Task objective: The records that follow are to be repeated exactly, with the pictures removed.

Material supplied:
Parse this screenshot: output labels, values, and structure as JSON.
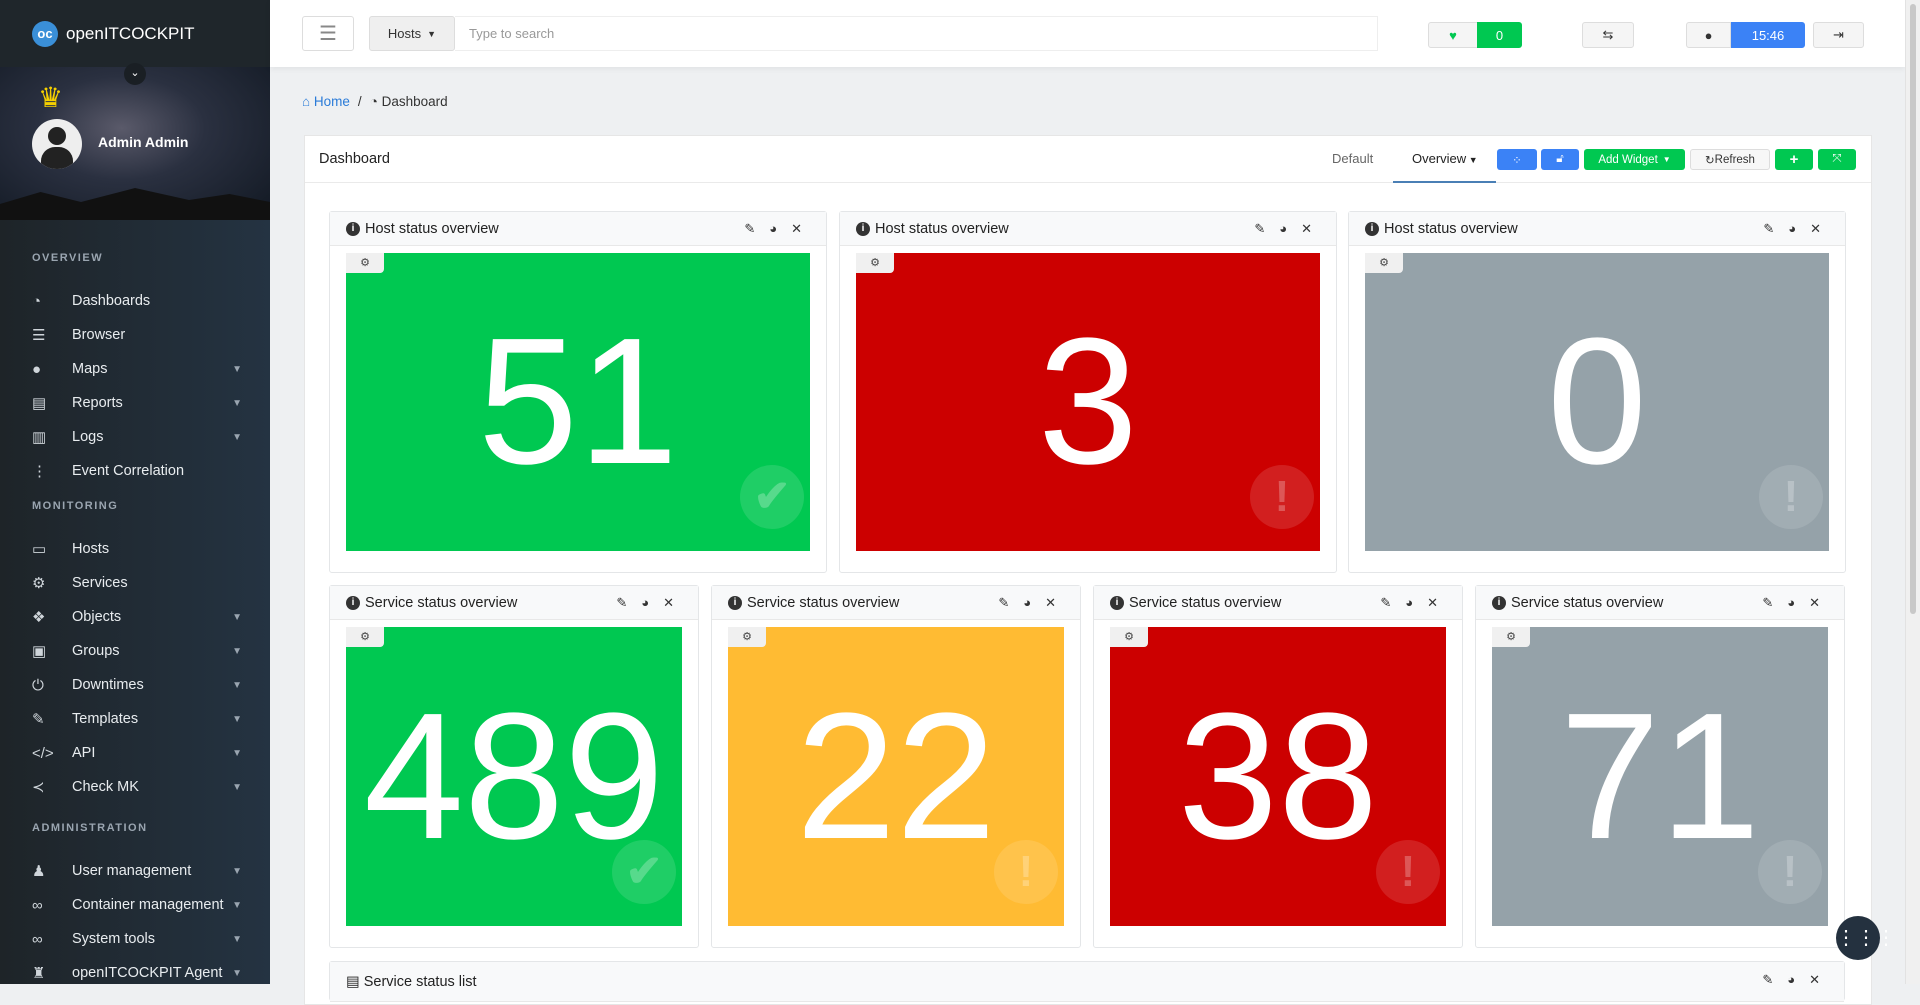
{
  "app": {
    "name": "openITCOCKPIT",
    "logo_mark": "oc"
  },
  "user": {
    "name": "Admin Admin"
  },
  "sidebar": {
    "sections": [
      {
        "title": "OVERVIEW",
        "items": [
          {
            "label": "Dashboards",
            "icon": "dashboard-icon",
            "glyph": "◔",
            "chev": false
          },
          {
            "label": "Browser",
            "icon": "list-icon",
            "glyph": "☰",
            "chev": true,
            "nochev": true
          },
          {
            "label": "Maps",
            "icon": "map-marker-icon",
            "glyph": "●",
            "chev": true
          },
          {
            "label": "Reports",
            "icon": "report-icon",
            "glyph": "▤",
            "chev": true
          },
          {
            "label": "Logs",
            "icon": "file-icon",
            "glyph": "▥",
            "chev": true
          },
          {
            "label": "Event Correlation",
            "icon": "sitemap-icon",
            "glyph": "⋮",
            "chev": false
          }
        ]
      },
      {
        "title": "MONITORING",
        "items": [
          {
            "label": "Hosts",
            "icon": "desktop-icon",
            "glyph": "▭",
            "chev": false
          },
          {
            "label": "Services",
            "icon": "cogs-icon",
            "glyph": "⚙",
            "chev": false
          },
          {
            "label": "Objects",
            "icon": "cubes-icon",
            "glyph": "❖",
            "chev": true
          },
          {
            "label": "Groups",
            "icon": "object-group-icon",
            "glyph": "▣",
            "chev": true
          },
          {
            "label": "Downtimes",
            "icon": "power-icon",
            "glyph": "⏻",
            "chev": true
          },
          {
            "label": "Templates",
            "icon": "edit-icon",
            "glyph": "✎",
            "chev": true
          },
          {
            "label": "API",
            "icon": "code-icon",
            "glyph": "</>",
            "chev": true
          },
          {
            "label": "Check MK",
            "icon": "share-icon",
            "glyph": "≺",
            "chev": true
          }
        ]
      },
      {
        "title": "ADMINISTRATION",
        "items": [
          {
            "label": "User management",
            "icon": "users-icon",
            "glyph": "♟",
            "chev": true
          },
          {
            "label": "Container management",
            "icon": "link-icon",
            "glyph": "∞",
            "chev": true
          },
          {
            "label": "System tools",
            "icon": "link-icon",
            "glyph": "∞",
            "chev": true
          },
          {
            "label": "openITCOCKPIT Agent",
            "icon": "user-secret-icon",
            "glyph": "♜",
            "chev": true
          }
        ]
      }
    ]
  },
  "topbar": {
    "search_scope": "Hosts",
    "search_placeholder": "Type to search",
    "heartbeat_count": "0",
    "time": "15:46"
  },
  "breadcrumb": {
    "home": "Home",
    "current": "Dashboard"
  },
  "panel": {
    "title": "Dashboard",
    "tabs": [
      "Default",
      "Overview"
    ],
    "add_widget": "Add Widget",
    "refresh": "Refresh"
  },
  "widgets": {
    "hosts": [
      {
        "title": "Host status overview",
        "value": "51",
        "color": "#00c851",
        "icon": "✔"
      },
      {
        "title": "Host status overview",
        "value": "3",
        "color": "#cc0000",
        "icon": "!"
      },
      {
        "title": "Host status overview",
        "value": "0",
        "color": "#95a2a9",
        "icon": "!"
      }
    ],
    "services": [
      {
        "title": "Service status overview",
        "value": "489",
        "color": "#00c851",
        "icon": "✔"
      },
      {
        "title": "Service status overview",
        "value": "22",
        "color": "#ffbb33",
        "icon": "!"
      },
      {
        "title": "Service status overview",
        "value": "38",
        "color": "#cc0000",
        "icon": "!"
      },
      {
        "title": "Service status overview",
        "value": "71",
        "color": "#95a2a9",
        "icon": "!"
      }
    ],
    "list_title": "Service status list"
  }
}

Reply:
Parse this screenshot: output labels, values, and structure as JSON.
{
  "app": {
    "name": "openITCOCKPIT",
    "logo_mark": "oc"
  },
  "user": {
    "name": "Admin Admin"
  },
  "sidebar": {
    "sections": [
      {
        "title": "OVERVIEW",
        "items": [
          {
            "label": "Dashboards",
            "icon": "dashboard-icon",
            "glyph": "◔",
            "chev": false
          },
          {
            "label": "Browser",
            "icon": "list-icon",
            "glyph": "☰",
            "chev": true,
            "nochev": true
          },
          {
            "label": "Maps",
            "icon": "map-marker-icon",
            "glyph": "●",
            "chev": true
          },
          {
            "label": "Reports",
            "icon": "report-icon",
            "glyph": "▤",
            "chev": true
          },
          {
            "label": "Logs",
            "icon": "file-icon",
            "glyph": "▥",
            "chev": true
          },
          {
            "label": "Event Correlation",
            "icon": "sitemap-icon",
            "glyph": "⋮",
            "chev": false
          }
        ]
      },
      {
        "title": "MONITORING",
        "items": [
          {
            "label": "Hosts",
            "icon": "desktop-icon",
            "glyph": "▭",
            "chev": false
          },
          {
            "label": "Services",
            "icon": "cogs-icon",
            "glyph": "⚙",
            "chev": false
          },
          {
            "label": "Objects",
            "icon": "cubes-icon",
            "glyph": "❖",
            "chev": true
          },
          {
            "label": "Groups",
            "icon": "object-group-icon",
            "glyph": "▣",
            "chev": true
          },
          {
            "label": "Downtimes",
            "icon": "power-icon",
            "glyph": "⏻",
            "chev": true
          },
          {
            "label": "Templates",
            "icon": "edit-icon",
            "glyph": "✎",
            "chev": true
          },
          {
            "label": "API",
            "icon": "code-icon",
            "glyph": "</>",
            "chev": true
          },
          {
            "label": "Check MK",
            "icon": "share-icon",
            "glyph": "≺",
            "chev": true
          }
        ]
      },
      {
        "title": "ADMINISTRATION",
        "items": [
          {
            "label": "User management",
            "icon": "users-icon",
            "glyph": "♟",
            "chev": true
          },
          {
            "label": "Container management",
            "icon": "link-icon",
            "glyph": "∞",
            "chev": true
          },
          {
            "label": "System tools",
            "icon": "link-icon",
            "glyph": "∞",
            "chev": true
          },
          {
            "label": "openITCOCKPIT Agent",
            "icon": "user-secret-icon",
            "glyph": "♜",
            "chev": true
          }
        ]
      }
    ]
  },
  "topbar": {
    "search_scope": "Hosts",
    "search_placeholder": "Type to search",
    "heartbeat_count": "0",
    "time": "15:46"
  },
  "breadcrumb": {
    "home": "Home",
    "current": "Dashboard"
  },
  "panel": {
    "title": "Dashboard",
    "tabs": [
      "Default",
      "Overview"
    ],
    "add_widget": "Add Widget",
    "refresh": "Refresh"
  },
  "widgets": {
    "hosts": [
      {
        "title": "Host status overview",
        "value": "51",
        "color": "#00c851",
        "icon": "✔"
      },
      {
        "title": "Host status overview",
        "value": "3",
        "color": "#cc0000",
        "icon": "!"
      },
      {
        "title": "Host status overview",
        "value": "0",
        "color": "#95a2a9",
        "icon": "!"
      }
    ],
    "services": [
      {
        "title": "Service status overview",
        "value": "489",
        "color": "#00c851",
        "icon": "✔"
      },
      {
        "title": "Service status overview",
        "value": "22",
        "color": "#ffbb33",
        "icon": "!"
      },
      {
        "title": "Service status overview",
        "value": "38",
        "color": "#cc0000",
        "icon": "!"
      },
      {
        "title": "Service status overview",
        "value": "71",
        "color": "#95a2a9",
        "icon": "!"
      }
    ],
    "list_title": "Service status list"
  }
}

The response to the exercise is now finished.